◆ INPUT ◆

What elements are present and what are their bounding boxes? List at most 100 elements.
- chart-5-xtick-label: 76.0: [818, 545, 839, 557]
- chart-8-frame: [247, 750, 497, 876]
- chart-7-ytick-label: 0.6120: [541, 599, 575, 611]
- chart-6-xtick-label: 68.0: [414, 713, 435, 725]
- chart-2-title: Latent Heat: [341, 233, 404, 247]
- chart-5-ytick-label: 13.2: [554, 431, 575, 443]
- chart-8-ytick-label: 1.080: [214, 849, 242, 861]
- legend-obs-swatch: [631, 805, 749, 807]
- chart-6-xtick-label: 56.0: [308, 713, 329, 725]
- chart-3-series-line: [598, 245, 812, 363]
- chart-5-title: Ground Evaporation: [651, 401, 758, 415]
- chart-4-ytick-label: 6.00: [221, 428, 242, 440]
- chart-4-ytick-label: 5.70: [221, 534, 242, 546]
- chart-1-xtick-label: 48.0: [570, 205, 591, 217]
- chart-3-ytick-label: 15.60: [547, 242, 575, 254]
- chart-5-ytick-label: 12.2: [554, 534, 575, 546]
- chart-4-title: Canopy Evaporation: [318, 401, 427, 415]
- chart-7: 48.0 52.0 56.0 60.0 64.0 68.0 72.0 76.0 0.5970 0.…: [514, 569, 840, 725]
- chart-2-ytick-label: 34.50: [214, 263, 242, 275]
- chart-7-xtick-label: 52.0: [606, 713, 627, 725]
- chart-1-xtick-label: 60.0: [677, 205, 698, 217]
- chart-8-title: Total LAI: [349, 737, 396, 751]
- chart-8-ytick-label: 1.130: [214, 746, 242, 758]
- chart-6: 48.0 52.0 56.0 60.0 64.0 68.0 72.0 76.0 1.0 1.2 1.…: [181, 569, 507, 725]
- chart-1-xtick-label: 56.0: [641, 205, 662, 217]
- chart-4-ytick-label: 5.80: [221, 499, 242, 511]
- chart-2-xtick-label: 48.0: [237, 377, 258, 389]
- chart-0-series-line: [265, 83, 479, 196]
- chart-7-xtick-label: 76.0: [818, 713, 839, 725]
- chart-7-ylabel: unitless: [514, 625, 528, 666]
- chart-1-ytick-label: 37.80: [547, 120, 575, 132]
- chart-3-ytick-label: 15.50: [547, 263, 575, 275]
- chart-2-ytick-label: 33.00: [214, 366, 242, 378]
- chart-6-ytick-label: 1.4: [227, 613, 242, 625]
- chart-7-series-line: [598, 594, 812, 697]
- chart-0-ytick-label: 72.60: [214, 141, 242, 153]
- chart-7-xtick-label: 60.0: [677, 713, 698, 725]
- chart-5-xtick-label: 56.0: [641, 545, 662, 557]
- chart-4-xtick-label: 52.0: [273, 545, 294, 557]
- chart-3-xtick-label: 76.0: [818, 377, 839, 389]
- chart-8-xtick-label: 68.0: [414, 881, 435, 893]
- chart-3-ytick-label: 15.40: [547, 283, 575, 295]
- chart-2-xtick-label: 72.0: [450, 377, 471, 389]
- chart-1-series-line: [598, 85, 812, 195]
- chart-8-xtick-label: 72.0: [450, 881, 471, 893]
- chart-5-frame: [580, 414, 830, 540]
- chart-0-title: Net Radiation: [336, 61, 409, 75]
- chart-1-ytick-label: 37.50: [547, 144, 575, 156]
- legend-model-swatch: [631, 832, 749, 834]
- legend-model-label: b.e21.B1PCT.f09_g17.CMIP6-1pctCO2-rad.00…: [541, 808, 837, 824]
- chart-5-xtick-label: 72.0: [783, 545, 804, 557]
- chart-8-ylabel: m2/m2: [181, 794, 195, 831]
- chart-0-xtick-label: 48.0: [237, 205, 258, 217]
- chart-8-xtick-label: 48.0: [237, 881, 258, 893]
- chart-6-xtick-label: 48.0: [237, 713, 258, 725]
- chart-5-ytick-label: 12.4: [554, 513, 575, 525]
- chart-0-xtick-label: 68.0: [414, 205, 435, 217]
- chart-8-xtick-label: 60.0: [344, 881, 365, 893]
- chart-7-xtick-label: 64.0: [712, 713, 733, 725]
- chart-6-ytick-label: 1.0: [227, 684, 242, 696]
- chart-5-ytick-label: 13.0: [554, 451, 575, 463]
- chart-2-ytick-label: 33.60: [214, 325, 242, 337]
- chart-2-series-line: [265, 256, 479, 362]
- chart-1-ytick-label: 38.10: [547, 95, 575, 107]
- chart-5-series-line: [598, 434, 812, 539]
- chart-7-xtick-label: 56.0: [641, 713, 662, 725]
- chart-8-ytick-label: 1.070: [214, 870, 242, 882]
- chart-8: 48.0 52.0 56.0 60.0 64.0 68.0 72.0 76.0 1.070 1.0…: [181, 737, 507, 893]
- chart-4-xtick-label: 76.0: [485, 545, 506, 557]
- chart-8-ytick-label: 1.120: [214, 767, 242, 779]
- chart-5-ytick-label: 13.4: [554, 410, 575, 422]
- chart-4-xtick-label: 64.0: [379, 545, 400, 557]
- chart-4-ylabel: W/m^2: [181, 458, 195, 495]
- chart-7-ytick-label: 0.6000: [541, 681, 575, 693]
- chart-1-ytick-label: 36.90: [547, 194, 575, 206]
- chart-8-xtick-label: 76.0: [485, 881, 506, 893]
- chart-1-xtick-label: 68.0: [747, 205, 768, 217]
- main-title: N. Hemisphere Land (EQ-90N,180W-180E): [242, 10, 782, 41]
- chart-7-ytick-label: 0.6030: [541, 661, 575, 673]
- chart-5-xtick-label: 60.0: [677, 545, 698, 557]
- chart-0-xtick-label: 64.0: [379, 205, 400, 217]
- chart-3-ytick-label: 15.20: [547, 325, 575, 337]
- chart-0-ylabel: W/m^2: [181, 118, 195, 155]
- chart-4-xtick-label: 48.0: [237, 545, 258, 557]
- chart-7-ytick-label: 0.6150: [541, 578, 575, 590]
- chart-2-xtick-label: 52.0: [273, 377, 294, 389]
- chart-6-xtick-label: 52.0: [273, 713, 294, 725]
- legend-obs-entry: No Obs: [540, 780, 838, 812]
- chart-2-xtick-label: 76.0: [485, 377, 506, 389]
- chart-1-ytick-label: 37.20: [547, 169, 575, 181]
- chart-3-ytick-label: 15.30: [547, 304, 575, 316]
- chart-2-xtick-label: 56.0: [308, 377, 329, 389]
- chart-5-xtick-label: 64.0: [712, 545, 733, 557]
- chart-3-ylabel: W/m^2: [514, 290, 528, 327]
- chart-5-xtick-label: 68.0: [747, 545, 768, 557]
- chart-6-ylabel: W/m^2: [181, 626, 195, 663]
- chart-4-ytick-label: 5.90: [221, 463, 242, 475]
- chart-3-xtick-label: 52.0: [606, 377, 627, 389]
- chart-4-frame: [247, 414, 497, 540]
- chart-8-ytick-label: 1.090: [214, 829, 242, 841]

◆ PROBLEM ◆
Reproduce the listing with each occurrence of "W/m^2" changed to "W m-2", and leave everything else untouched.

◆ WRITTEN RESPONSE ◆
What elements are present and what are their bounding boxes? List at most 100 elements.
- chart-5-xtick-label: 76.0: [818, 545, 839, 557]
- chart-8-frame: [247, 750, 497, 876]
- chart-7-ytick-label: 0.6120: [541, 599, 575, 611]
- chart-6-xtick-label: 68.0: [414, 713, 435, 725]
- chart-2-title: Latent Heat: [341, 233, 404, 247]
- chart-5-ytick-label: 13.2: [554, 431, 575, 443]
- chart-8-ytick-label: 1.080: [214, 849, 242, 861]
- legend-obs-swatch: [631, 805, 749, 807]
- chart-6-xtick-label: 56.0: [308, 713, 329, 725]
- chart-3-series-line: [598, 245, 812, 363]
- chart-5-title: Ground Evaporation: [651, 401, 758, 415]
- chart-4-ytick-label: 6.00: [221, 428, 242, 440]
- chart-4-ytick-label: 5.70: [221, 534, 242, 546]
- chart-1-xtick-label: 48.0: [570, 205, 591, 217]
- chart-3-ytick-label: 15.60: [547, 242, 575, 254]
- chart-5-ytick-label: 12.2: [554, 534, 575, 546]
- chart-4-title: Canopy Evaporation: [318, 401, 427, 415]
- chart-7: 48.0 52.0 56.0 60.0 64.0 68.0 72.0 76.0 0.5970 0.…: [514, 569, 840, 725]
- chart-2-ytick-label: 34.50: [214, 263, 242, 275]
- chart-7-xtick-label: 52.0: [606, 713, 627, 725]
- chart-1-xtick-label: 60.0: [677, 205, 698, 217]
- chart-8-title: Total LAI: [349, 737, 396, 751]
- chart-8-ytick-label: 1.130: [214, 746, 242, 758]
- chart-6: 48.0 52.0 56.0 60.0 64.0 68.0 72.0 76.0 1.0 1.2 1.…: [181, 569, 507, 725]
- chart-1-xtick-label: 56.0: [641, 205, 662, 217]
- chart-4-ytick-label: 5.80: [221, 499, 242, 511]
- chart-2-xtick-label: 48.0: [237, 377, 258, 389]
- chart-0-series-line: [265, 83, 479, 196]
- chart-7-xtick-label: 76.0: [818, 713, 839, 725]
- chart-7-ylabel: unitless: [514, 625, 528, 666]
- chart-1-ytick-label: 37.80: [547, 120, 575, 132]
- chart-3-ytick-label: 15.50: [547, 263, 575, 275]
- chart-2-ytick-label: 33.00: [214, 366, 242, 378]
- chart-6-ytick-label: 1.4: [227, 613, 242, 625]
- chart-7-series-line: [598, 594, 812, 697]
- chart-0-ytick-label: 72.60: [214, 141, 242, 153]
- chart-7-xtick-label: 60.0: [677, 713, 698, 725]
- chart-5-xtick-label: 56.0: [641, 545, 662, 557]
- chart-4-xtick-label: 52.0: [273, 545, 294, 557]
- chart-3-xtick-label: 76.0: [818, 377, 839, 389]
- chart-8-xtick-label: 68.0: [414, 881, 435, 893]
- chart-3-ytick-label: 15.40: [547, 283, 575, 295]
- chart-2-xtick-label: 72.0: [450, 377, 471, 389]
- chart-1-series-line: [598, 85, 812, 195]
- chart-8-xtick-label: 72.0: [450, 881, 471, 893]
- chart-5-frame: [580, 414, 830, 540]
- chart-0-title: Net Radiation: [336, 61, 409, 75]
- chart-1-ytick-label: 37.50: [547, 144, 575, 156]
- legend-model-swatch: [631, 832, 749, 834]
- legend-model-label: b.e21.B1PCT.f09_g17.CMIP6-1pctCO2-rad.00…: [541, 808, 837, 824]
- chart-5-xtick-label: 72.0: [783, 545, 804, 557]
- chart-8-ylabel: m2/m2: [181, 794, 195, 831]
- chart-0-xtick-label: 48.0: [237, 205, 258, 217]
- chart-8-xtick-label: 48.0: [237, 881, 258, 893]
- chart-6-xtick-label: 48.0: [237, 713, 258, 725]
- chart-5-ytick-label: 12.4: [554, 513, 575, 525]
- chart-0-xtick-label: 68.0: [414, 205, 435, 217]
- chart-8-xtick-label: 60.0: [344, 881, 365, 893]
- chart-7-xtick-label: 64.0: [712, 713, 733, 725]
- chart-6-ytick-label: 1.0: [227, 684, 242, 696]
- chart-5-ytick-label: 13.0: [554, 451, 575, 463]
- chart-2-ytick-label: 33.60: [214, 325, 242, 337]
- chart-2-series-line: [265, 256, 479, 362]
- chart-1-ytick-label: 38.10: [547, 95, 575, 107]
- chart-5-series-line: [598, 434, 812, 539]
- chart-7-xtick-label: 56.0: [641, 713, 662, 725]
- chart-8-ytick-label: 1.070: [214, 870, 242, 882]
- chart-8: 48.0 52.0 56.0 60.0 64.0 68.0 72.0 76.0 1.070 1.0…: [181, 737, 507, 893]
- chart-4-xtick-label: 76.0: [485, 545, 506, 557]
- chart-8-ytick-label: 1.120: [214, 767, 242, 779]
- chart-5-ytick-label: 13.4: [554, 410, 575, 422]
- chart-4-xtick-label: 64.0: [379, 545, 400, 557]
- chart-4-ylabel: W m-2: [181, 458, 195, 495]
- chart-7-ytick-label: 0.6000: [541, 681, 575, 693]
- chart-1-ytick-label: 36.90: [547, 194, 575, 206]
- chart-8-xtick-label: 76.0: [485, 881, 506, 893]
- chart-1-xtick-label: 68.0: [747, 205, 768, 217]
- main-title: N. Hemisphere Land (EQ-90N,180W-180E): [242, 10, 782, 41]
- chart-7-ytick-label: 0.6030: [541, 661, 575, 673]
- chart-5-xtick-label: 60.0: [677, 545, 698, 557]
- chart-0-xtick-label: 64.0: [379, 205, 400, 217]
- chart-3-ytick-label: 15.20: [547, 325, 575, 337]
- chart-0-ylabel: W m-2: [181, 118, 195, 155]
- chart-4-xtick-label: 48.0: [237, 545, 258, 557]
- chart-7-ytick-label: 0.6150: [541, 578, 575, 590]
- chart-2-xtick-label: 52.0: [273, 377, 294, 389]
- chart-6-xtick-label: 52.0: [273, 713, 294, 725]
- legend-obs-entry: No Obs: [540, 780, 838, 812]
- chart-2-xtick-label: 76.0: [485, 377, 506, 389]
- chart-1-ytick-label: 37.20: [547, 169, 575, 181]
- chart-3-ytick-label: 15.30: [547, 304, 575, 316]
- chart-2-xtick-label: 56.0: [308, 377, 329, 389]
- chart-5-xtick-label: 64.0: [712, 545, 733, 557]
- chart-3-ylabel: W m-2: [514, 290, 528, 327]
- chart-5-xtick-label: 68.0: [747, 545, 768, 557]
- chart-6-ylabel: W m-2: [181, 626, 195, 663]
- chart-4-ytick-label: 5.90: [221, 463, 242, 475]
- chart-3-xtick-label: 52.0: [606, 377, 627, 389]
- chart-4-frame: [247, 414, 497, 540]
- chart-8-ytick-label: 1.090: [214, 829, 242, 841]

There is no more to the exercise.